**Exercise details**
Check every line of the entries below for the word "Playgroup", and copy the ones that have it.

**Dataset excerpts**
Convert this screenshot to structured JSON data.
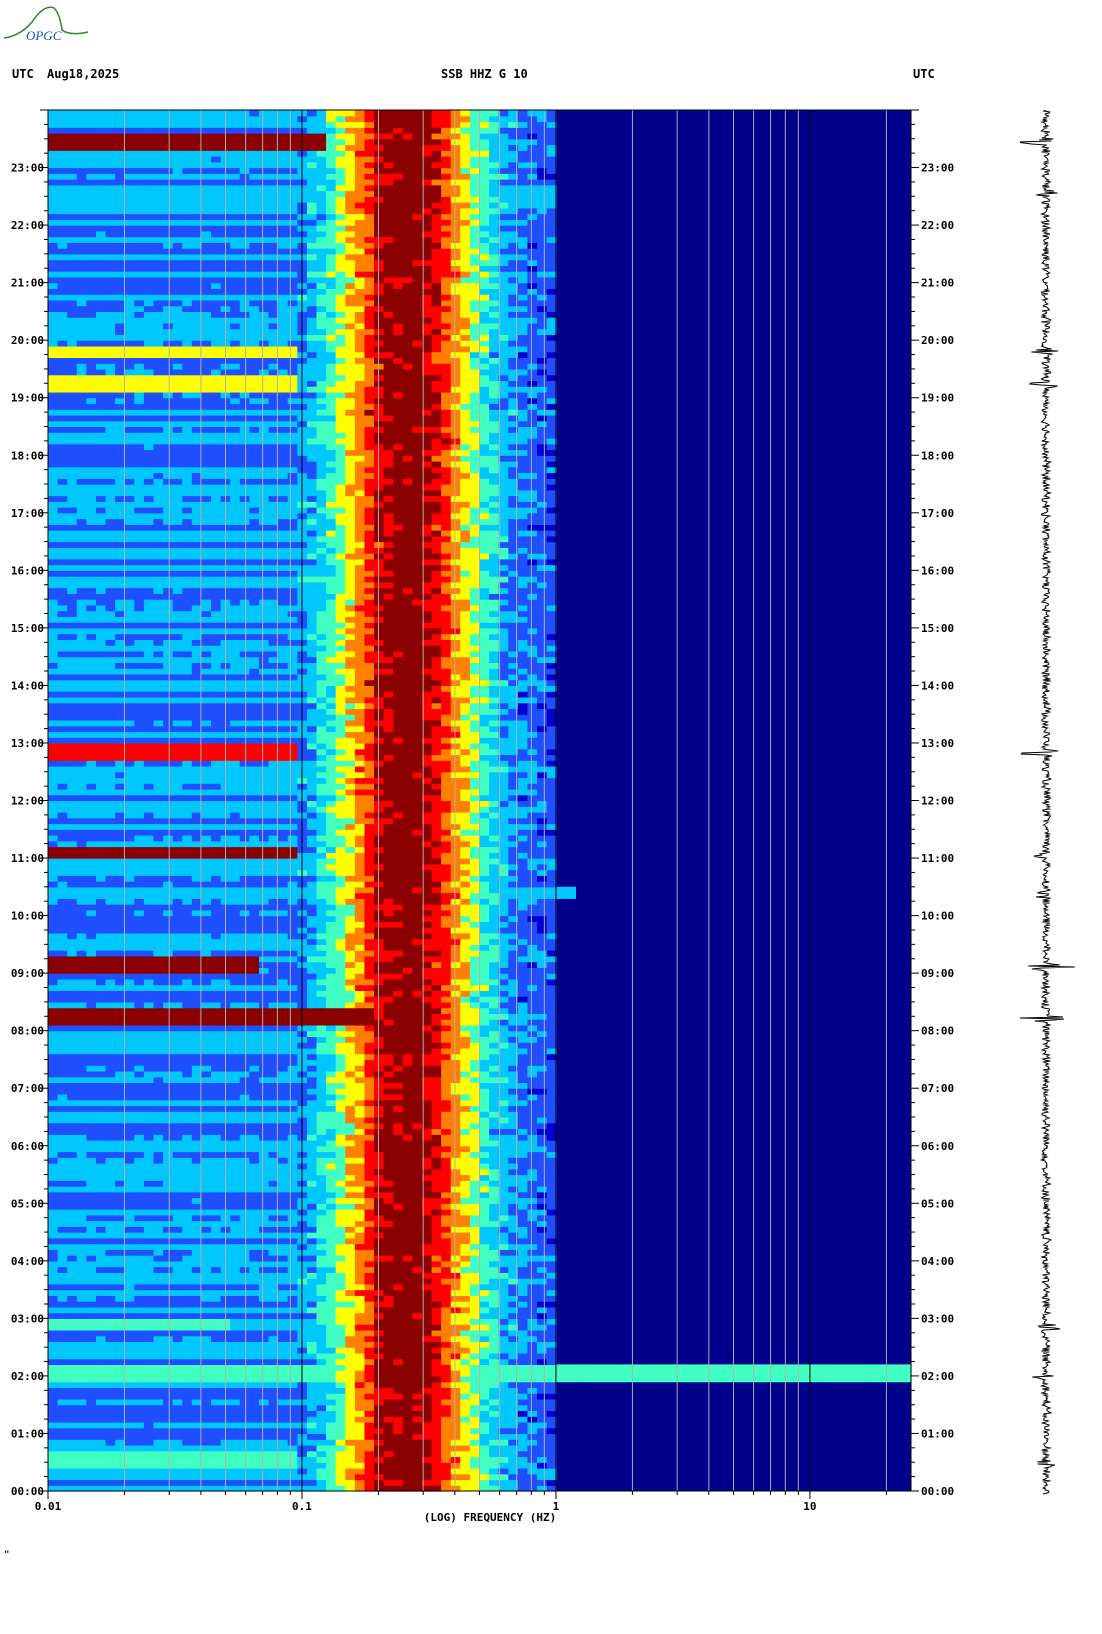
{
  "header": {
    "utc_left": "UTC",
    "date": "Aug18,2025",
    "station": "SSB HHZ G 10",
    "utc_right": "UTC"
  },
  "logo": {
    "text": "OPGC"
  },
  "footnote": "\"",
  "chart_data": {
    "type": "heatmap",
    "xlabel": "(LOG) FREQUENCY (HZ)",
    "x_scale": "log",
    "xlim": [
      0.01,
      25
    ],
    "x_ticks": [
      {
        "value": 0.01,
        "label": "0.01"
      },
      {
        "value": 0.1,
        "label": "0.1"
      },
      {
        "value": 1,
        "label": "1"
      },
      {
        "value": 10,
        "label": "10"
      }
    ],
    "y_hours": [
      "00:00",
      "01:00",
      "02:00",
      "03:00",
      "04:00",
      "05:00",
      "06:00",
      "07:00",
      "08:00",
      "09:00",
      "10:00",
      "11:00",
      "12:00",
      "13:00",
      "14:00",
      "15:00",
      "16:00",
      "17:00",
      "18:00",
      "19:00",
      "20:00",
      "21:00",
      "22:00",
      "23:00"
    ],
    "ylim_hours": [
      0,
      24
    ],
    "dominant_band_hz": [
      0.2,
      0.3
    ],
    "peak_frequency_hz": 0.26,
    "colormap": [
      "#00008b",
      "#0000cd",
      "#1f4fff",
      "#00c8ff",
      "#40ffc0",
      "#ffff00",
      "#ff8000",
      "#ff0000",
      "#8b0000"
    ],
    "events": [
      {
        "hour": 0.55,
        "fmax_hz": 0.1,
        "level": 0.5
      },
      {
        "hour": 2.05,
        "fmax_hz": 25,
        "level": 0.45
      },
      {
        "hour": 2.9,
        "fmax_hz": 0.05,
        "level": 0.55
      },
      {
        "hour": 8.25,
        "fmax_hz": 0.2,
        "level": 1.0
      },
      {
        "hour": 9.15,
        "fmax_hz": 0.07,
        "level": 0.95
      },
      {
        "hour": 10.4,
        "fmax_hz": 1.2,
        "level": 0.4
      },
      {
        "hour": 11.1,
        "fmax_hz": 0.1,
        "level": 0.95
      },
      {
        "hour": 12.85,
        "fmax_hz": 0.1,
        "level": 0.9
      },
      {
        "hour": 19.25,
        "fmax_hz": 0.1,
        "level": 0.6
      },
      {
        "hour": 19.8,
        "fmax_hz": 0.1,
        "level": 0.6
      },
      {
        "hour": 22.55,
        "fmax_hz": 1.0,
        "level": 0.4
      },
      {
        "hour": 23.45,
        "fmax_hz": 0.12,
        "level": 0.95
      }
    ]
  }
}
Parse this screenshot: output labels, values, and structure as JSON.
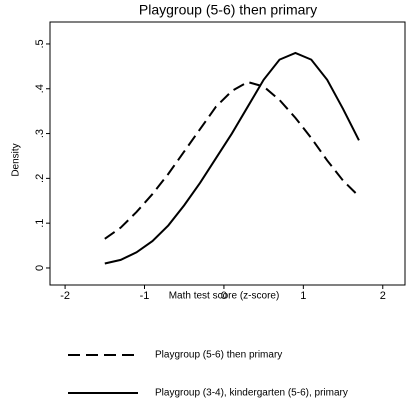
{
  "chart_data": {
    "type": "line",
    "title": "Playgroup (5-6) then primary",
    "x_label": "Math test score (z-score)",
    "y_label": "Density",
    "x": [
      -1.5,
      -1.3,
      -1.1,
      -0.9,
      -0.7,
      -0.5,
      -0.3,
      -0.1,
      0.1,
      0.3,
      0.5,
      0.7,
      0.9,
      1.1,
      1.3,
      1.5,
      1.7
    ],
    "series": [
      {
        "name": "Playgroup (5-6) then primary",
        "color": "#000000",
        "style": "dashed",
        "values": [
          0.065,
          0.09,
          0.125,
          0.165,
          0.21,
          0.26,
          0.31,
          0.36,
          0.395,
          0.415,
          0.405,
          0.375,
          0.335,
          0.29,
          0.24,
          0.195,
          0.16
        ]
      },
      {
        "name": "Playgroup (3-4), kindergarten (5-6), primary",
        "color": "#000000",
        "style": "solid",
        "values": [
          0.01,
          0.018,
          0.035,
          0.06,
          0.095,
          0.14,
          0.19,
          0.245,
          0.3,
          0.36,
          0.42,
          0.465,
          0.48,
          0.465,
          0.42,
          0.355,
          0.285
        ]
      }
    ],
    "xlim": [
      -2.19,
      2.28
    ],
    "xticks": [
      -2,
      -1,
      0,
      1,
      2
    ],
    "ylim": [
      -0.038,
      0.549
    ],
    "yticks": [
      0,
      {
        "value": 0.1,
        "label": ".1"
      },
      {
        "value": 0.2,
        "label": ".2"
      },
      {
        "value": 0.3,
        "label": ".3"
      },
      {
        "value": 0.4,
        "label": ".4"
      },
      {
        "value": 0.5,
        "label": ".5"
      }
    ],
    "grid": false,
    "legend": "bottom"
  }
}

**Exercise output**
    "title": "Playgroup (5-6) then primary",
        "name": "Playgroup (5-6) then primary",
        "name": "Playgroup (3-4), kindergarten (5-6), primary",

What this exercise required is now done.